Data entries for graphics
----------------
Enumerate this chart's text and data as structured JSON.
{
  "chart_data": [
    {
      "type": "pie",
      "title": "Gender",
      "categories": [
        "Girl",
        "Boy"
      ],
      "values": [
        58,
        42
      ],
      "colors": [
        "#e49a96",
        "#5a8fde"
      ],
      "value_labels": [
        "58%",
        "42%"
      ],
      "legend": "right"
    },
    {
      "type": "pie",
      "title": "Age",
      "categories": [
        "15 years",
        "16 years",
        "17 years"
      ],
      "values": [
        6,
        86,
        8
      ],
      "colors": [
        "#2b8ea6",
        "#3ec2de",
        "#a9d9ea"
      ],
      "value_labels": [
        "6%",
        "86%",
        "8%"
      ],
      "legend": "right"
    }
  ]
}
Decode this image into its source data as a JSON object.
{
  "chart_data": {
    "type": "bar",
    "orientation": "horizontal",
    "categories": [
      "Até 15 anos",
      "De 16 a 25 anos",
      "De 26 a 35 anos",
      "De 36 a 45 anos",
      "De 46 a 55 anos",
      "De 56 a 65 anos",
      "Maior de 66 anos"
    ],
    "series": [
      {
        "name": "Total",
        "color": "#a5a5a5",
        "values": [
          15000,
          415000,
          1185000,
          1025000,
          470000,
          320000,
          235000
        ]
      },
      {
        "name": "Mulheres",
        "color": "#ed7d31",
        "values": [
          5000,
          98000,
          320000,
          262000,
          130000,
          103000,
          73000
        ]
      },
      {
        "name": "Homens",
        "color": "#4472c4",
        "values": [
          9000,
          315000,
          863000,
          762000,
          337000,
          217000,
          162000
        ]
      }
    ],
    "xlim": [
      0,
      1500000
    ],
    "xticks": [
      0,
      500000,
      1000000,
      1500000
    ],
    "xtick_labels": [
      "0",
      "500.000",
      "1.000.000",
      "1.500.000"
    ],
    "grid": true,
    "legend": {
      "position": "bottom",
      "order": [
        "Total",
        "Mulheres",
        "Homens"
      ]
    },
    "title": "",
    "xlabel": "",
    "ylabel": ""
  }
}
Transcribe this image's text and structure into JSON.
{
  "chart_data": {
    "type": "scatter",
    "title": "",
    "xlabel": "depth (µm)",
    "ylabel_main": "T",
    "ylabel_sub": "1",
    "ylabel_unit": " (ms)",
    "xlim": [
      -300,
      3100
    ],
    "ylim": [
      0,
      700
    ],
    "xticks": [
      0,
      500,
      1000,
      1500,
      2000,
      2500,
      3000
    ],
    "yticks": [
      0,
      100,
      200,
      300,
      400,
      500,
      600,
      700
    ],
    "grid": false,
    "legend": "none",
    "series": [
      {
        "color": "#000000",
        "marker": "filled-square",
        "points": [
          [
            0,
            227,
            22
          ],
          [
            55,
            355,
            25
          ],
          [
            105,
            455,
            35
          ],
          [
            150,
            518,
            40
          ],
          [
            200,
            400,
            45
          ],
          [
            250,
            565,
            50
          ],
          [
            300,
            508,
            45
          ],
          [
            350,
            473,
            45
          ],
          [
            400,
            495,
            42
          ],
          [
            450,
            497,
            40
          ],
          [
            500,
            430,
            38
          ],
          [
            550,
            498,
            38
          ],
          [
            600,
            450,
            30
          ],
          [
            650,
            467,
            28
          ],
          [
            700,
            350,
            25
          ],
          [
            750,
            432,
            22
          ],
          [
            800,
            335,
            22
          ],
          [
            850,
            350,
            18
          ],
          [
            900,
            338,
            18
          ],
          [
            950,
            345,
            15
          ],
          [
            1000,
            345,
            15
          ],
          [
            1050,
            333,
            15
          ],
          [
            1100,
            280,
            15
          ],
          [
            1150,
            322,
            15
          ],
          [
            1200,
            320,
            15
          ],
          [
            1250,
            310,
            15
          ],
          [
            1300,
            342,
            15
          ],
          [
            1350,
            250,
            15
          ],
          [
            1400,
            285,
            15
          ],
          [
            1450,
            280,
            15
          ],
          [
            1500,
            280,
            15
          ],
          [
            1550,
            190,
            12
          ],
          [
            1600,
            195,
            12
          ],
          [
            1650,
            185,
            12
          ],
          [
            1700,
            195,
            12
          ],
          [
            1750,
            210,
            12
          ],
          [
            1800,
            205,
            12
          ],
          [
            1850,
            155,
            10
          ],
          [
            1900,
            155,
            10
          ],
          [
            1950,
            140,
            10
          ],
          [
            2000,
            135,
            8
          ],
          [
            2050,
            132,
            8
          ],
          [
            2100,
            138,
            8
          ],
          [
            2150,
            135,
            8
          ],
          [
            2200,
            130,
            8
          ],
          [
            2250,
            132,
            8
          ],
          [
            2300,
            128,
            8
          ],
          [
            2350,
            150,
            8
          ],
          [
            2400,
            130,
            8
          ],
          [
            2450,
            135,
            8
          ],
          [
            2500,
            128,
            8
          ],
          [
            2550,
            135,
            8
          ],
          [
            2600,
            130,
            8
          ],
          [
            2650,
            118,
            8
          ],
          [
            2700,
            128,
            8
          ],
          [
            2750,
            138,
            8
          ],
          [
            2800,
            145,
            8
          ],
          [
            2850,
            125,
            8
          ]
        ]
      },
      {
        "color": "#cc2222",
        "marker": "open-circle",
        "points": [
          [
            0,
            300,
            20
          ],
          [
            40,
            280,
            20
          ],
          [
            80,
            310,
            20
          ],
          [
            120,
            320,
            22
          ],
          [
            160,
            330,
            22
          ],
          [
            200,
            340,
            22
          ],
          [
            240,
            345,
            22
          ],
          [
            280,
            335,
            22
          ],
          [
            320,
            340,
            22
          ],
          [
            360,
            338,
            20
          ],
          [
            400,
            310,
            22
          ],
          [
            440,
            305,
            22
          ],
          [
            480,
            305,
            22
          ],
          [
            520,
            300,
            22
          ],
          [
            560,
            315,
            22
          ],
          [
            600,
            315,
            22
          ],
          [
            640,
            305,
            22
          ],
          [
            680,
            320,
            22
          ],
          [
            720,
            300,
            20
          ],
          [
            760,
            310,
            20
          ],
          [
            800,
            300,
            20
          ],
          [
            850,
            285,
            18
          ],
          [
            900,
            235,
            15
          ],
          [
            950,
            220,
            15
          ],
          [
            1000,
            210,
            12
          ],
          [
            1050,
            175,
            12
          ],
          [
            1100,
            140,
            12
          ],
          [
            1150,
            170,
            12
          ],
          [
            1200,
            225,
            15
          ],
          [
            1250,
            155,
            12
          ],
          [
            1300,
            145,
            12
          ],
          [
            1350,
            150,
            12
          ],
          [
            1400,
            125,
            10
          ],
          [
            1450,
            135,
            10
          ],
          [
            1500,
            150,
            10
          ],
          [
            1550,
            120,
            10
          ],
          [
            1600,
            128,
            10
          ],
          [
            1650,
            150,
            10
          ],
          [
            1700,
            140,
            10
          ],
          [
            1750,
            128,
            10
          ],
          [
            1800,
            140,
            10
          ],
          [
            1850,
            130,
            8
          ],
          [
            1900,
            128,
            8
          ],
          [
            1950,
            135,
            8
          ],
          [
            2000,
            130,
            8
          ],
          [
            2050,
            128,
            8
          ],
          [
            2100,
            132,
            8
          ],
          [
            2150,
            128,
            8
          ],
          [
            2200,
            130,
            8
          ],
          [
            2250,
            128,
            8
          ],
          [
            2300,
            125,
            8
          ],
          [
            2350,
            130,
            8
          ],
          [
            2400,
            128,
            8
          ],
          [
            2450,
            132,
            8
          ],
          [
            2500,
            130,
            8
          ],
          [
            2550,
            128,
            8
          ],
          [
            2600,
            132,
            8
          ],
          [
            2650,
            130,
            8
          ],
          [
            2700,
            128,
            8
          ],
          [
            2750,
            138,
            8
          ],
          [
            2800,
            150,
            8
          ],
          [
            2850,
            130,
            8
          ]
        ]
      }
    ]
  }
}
----------------
→ **TASK TO CARRY OUT**
Pick out all the lines with the word "JSON" in them and copy them.

→ **RESPONSE TO THE EXERCISE**
Enumerate this chart's text and data as structured JSON.
Decode this image into its source data as a JSON object.
Transcribe this image's text and structure into JSON.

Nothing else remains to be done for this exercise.